• _TESTO DI STUDIO_:
4 Gennaio 2011

Titoli spazzatura, il Codacons vuole citare in giudizio le banche

FIRENZE. Sono 38mila in Toscana (620mila in Italia) i risparmiatori che hanno perso i soldi nei titoli di Cirio e Parmalat, e con i bond Argentina, cittadini che su consiglio delle banche hanno investito 1,1 miliardi di euro solo in Toscana in titoli spazzatura. Ora l’ associazione di consumatori Codacons lancia anche in Toscana la campagna "Riprendiamoci il maltolto". Una campagna, spiega un comunicato, con cui il Codacons vuole citare in giudizio, in favore dei consumatori, le banche che hanno venduto i titoli spazzatura e che si fa forte di sentenze favorevoli che riconoscono agli investitori rimborsi integrali delle somme investite per l’ acquisto di titoli Cirio, Parmalat e Bond Argentina. «I tribunali di tutta Italia ci hanno dato ragione – spiega il presidente, Carlo Rienzi – la dinamica è sempre la stessa: la banca ha nel proprio portafogli titoli prossimi al crac e decide di disfarsene collocandomi presso i piccoli risparmiatori, senza avvisare dell’ elevato rischio dell’ investimento. Ai cittadini, spesso anziani privi di qualsiasi nozione di politica bancaria, viene furbescamente fatto firmare un foglio dove essi si assumono piena responsabilità dell’ alto rischio dell’ operazione». L’ unico modo per riavere indietro i soldi è interrompere la prescrizione e citare in giudizio gli istituti di credito. Informazioni sul sito www.codacons.it.

• _OBIETTIVO DEL COMPITO_: Nel testo di studio, quanti risparmiatori in Toscana hanno perso i soldi nei titoli di Cirio e Parmalat e con i bond Argentina? Le voci che seguono non hanno alcun legame con il testo di studio.

• _I DATI_:
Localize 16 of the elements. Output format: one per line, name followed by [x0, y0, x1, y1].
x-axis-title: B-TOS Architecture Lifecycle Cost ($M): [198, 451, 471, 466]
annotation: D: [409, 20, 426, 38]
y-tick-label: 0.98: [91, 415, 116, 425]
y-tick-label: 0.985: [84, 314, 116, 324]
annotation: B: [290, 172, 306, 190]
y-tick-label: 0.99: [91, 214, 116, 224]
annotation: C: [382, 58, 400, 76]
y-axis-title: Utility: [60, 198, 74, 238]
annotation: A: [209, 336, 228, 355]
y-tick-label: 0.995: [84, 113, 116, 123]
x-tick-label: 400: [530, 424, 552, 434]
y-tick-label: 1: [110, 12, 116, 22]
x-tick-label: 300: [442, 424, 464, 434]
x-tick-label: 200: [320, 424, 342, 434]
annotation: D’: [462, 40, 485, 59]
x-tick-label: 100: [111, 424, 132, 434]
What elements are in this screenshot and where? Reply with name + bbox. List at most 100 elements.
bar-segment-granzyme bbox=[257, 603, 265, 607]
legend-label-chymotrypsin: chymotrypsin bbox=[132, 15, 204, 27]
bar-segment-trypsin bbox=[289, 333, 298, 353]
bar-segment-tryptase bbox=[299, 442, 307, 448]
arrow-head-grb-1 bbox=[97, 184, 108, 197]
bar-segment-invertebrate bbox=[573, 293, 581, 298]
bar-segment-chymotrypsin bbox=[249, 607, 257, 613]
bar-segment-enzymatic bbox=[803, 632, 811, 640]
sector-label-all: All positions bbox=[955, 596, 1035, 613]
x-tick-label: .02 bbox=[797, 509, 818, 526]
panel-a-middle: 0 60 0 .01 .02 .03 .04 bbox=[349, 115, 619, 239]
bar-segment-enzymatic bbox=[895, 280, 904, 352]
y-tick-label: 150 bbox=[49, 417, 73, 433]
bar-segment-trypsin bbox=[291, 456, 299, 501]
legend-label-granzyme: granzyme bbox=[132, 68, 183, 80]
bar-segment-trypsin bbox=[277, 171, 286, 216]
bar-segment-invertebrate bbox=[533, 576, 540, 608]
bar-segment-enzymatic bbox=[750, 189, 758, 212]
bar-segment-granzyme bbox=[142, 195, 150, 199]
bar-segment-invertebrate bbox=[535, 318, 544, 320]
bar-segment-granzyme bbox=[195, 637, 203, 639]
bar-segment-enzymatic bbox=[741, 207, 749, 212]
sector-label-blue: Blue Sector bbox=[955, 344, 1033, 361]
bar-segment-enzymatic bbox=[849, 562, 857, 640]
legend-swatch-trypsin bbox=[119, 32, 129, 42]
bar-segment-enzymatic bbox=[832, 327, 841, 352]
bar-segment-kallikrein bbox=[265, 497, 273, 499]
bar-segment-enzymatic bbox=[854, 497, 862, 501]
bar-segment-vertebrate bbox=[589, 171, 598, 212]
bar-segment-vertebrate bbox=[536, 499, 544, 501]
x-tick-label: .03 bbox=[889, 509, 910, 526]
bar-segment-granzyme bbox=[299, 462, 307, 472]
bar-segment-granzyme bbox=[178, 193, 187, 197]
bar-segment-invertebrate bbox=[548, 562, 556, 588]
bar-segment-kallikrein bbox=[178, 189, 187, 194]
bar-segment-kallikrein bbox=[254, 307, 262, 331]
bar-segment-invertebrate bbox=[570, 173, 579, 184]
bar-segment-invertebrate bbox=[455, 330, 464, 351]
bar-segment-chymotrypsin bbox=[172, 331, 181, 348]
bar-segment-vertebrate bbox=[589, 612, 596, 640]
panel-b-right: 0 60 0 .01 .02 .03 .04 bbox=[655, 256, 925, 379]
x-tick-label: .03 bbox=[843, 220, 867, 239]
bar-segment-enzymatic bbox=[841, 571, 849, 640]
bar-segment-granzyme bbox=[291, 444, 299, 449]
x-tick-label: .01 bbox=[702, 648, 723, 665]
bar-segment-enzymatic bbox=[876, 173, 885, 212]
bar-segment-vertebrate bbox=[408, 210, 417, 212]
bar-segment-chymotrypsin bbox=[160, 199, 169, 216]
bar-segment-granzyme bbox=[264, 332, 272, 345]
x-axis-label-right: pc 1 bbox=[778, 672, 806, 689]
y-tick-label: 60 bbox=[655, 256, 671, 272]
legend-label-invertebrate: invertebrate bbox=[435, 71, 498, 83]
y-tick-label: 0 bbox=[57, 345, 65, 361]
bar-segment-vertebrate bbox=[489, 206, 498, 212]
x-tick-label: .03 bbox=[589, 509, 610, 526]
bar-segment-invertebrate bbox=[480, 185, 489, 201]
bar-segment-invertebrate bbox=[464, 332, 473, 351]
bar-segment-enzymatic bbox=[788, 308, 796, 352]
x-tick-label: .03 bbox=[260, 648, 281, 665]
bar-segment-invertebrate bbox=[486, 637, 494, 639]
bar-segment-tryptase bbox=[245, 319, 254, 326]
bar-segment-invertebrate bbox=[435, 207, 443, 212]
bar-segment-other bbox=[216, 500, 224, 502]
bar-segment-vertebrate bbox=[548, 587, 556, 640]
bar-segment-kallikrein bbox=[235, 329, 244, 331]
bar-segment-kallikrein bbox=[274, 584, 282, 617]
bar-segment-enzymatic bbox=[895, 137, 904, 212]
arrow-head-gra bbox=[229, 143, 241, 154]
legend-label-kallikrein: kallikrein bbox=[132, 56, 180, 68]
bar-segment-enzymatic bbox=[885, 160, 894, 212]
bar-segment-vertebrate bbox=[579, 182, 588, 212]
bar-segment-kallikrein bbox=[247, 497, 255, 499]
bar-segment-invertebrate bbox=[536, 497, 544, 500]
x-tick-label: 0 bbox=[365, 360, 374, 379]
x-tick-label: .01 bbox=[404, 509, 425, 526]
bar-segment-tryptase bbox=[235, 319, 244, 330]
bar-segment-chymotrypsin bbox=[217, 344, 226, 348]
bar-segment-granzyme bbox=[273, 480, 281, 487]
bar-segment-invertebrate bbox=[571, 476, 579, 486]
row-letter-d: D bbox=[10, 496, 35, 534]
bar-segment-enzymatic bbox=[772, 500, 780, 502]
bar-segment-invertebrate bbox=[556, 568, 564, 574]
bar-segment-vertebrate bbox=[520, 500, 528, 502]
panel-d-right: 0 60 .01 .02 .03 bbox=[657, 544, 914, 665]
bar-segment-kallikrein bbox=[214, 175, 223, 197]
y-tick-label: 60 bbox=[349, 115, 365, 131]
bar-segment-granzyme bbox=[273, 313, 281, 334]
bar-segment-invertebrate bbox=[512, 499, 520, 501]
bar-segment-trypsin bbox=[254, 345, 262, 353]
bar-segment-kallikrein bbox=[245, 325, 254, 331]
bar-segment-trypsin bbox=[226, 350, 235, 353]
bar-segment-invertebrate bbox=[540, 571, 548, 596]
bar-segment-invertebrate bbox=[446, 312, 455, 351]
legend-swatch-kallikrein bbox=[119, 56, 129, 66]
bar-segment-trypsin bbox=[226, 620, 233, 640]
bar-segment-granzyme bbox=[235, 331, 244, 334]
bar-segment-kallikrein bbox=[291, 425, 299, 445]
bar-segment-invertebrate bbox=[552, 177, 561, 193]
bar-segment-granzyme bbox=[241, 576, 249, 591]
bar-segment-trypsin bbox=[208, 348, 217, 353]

• _RISULTATO DEL COMPITO_: 38mila risparmiatori.